• Given problem:
Copy each line of the data below with the word "this".

• Material shown:
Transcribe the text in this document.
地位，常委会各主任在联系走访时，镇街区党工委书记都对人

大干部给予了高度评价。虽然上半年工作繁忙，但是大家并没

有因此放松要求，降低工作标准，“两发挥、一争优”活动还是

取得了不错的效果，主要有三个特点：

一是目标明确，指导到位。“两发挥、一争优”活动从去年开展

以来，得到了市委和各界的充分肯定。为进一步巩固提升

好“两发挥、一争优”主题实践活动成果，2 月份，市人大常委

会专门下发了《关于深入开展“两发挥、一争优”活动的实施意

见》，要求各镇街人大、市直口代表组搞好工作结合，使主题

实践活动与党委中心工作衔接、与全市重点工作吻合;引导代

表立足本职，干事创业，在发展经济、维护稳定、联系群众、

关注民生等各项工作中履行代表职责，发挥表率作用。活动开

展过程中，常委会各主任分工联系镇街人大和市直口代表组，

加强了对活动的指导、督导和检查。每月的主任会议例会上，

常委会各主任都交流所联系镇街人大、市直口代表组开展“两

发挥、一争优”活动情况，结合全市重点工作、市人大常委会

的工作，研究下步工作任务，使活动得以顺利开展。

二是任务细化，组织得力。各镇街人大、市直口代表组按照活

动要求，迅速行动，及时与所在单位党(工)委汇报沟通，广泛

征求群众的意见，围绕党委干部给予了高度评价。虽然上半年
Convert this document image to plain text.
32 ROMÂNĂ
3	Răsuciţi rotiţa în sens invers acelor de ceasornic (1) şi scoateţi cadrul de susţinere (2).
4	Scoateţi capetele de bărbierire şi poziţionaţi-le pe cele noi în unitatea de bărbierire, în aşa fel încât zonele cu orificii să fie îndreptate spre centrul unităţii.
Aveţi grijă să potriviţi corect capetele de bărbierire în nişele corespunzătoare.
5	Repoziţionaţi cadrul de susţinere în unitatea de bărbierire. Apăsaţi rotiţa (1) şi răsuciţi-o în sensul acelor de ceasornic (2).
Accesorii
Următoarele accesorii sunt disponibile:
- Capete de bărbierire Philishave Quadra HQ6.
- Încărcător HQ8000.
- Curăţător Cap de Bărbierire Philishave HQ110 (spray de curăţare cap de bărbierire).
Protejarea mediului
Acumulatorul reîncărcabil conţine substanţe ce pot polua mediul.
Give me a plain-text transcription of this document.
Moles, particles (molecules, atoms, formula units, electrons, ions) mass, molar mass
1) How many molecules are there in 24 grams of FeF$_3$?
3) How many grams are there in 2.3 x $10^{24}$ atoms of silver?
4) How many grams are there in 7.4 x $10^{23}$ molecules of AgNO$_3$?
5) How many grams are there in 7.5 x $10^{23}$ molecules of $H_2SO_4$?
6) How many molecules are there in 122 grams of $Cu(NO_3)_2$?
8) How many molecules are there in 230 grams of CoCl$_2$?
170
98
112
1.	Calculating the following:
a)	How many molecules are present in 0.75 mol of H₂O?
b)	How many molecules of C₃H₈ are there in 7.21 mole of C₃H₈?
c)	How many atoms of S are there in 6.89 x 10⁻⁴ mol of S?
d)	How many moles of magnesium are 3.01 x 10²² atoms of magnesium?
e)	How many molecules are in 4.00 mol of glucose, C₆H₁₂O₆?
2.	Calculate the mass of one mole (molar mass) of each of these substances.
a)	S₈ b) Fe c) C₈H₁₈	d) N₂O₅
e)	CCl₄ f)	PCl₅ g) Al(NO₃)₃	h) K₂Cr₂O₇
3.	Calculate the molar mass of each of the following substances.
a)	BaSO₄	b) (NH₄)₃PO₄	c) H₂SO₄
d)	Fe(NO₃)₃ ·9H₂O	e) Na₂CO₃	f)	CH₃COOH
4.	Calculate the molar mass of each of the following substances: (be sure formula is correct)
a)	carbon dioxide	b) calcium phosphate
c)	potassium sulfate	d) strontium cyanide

---

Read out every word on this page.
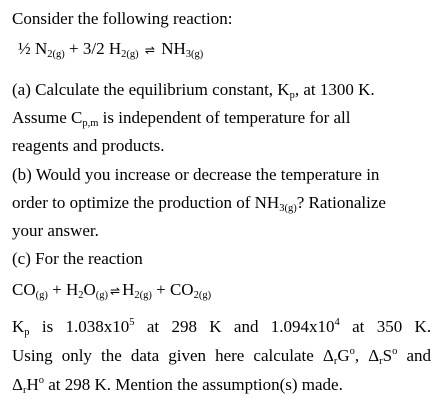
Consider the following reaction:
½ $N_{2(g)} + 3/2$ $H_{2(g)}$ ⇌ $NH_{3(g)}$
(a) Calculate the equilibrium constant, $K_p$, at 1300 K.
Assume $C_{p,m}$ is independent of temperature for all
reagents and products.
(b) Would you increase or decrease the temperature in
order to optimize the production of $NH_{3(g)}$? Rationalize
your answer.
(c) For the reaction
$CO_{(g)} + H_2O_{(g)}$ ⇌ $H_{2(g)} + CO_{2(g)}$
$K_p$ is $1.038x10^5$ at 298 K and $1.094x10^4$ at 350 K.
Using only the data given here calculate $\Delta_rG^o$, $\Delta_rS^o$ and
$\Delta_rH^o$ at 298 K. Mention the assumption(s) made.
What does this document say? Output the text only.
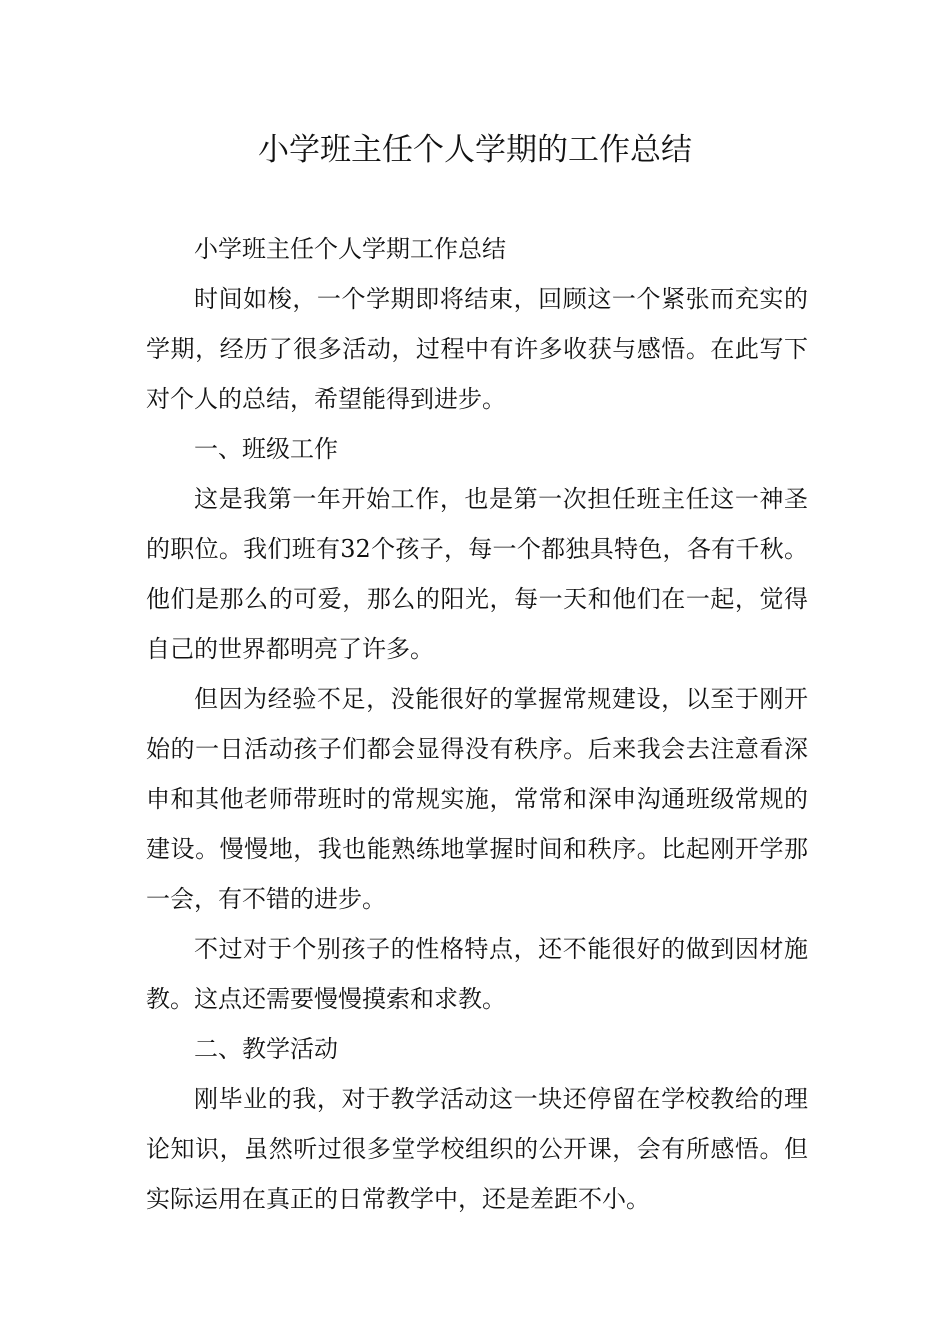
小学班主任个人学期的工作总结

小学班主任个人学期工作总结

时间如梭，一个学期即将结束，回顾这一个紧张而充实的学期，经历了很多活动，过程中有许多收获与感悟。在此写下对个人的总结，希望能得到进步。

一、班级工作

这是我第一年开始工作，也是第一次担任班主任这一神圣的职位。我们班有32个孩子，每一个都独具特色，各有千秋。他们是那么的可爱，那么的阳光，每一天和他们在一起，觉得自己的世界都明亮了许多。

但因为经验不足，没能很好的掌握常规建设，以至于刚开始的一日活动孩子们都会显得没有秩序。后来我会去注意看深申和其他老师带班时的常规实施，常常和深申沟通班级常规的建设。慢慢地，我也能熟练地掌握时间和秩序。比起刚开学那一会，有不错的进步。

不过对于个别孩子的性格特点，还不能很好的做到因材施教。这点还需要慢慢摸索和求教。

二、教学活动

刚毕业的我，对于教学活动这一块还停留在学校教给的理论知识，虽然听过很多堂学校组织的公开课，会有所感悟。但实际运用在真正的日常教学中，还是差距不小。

• Result of the exercise:
Transcribe the text in this document.
Convert this document image to plain text.
Give me a plain-text transcription of this document.
Read out every word on this page.
What does this document say? Output the text only.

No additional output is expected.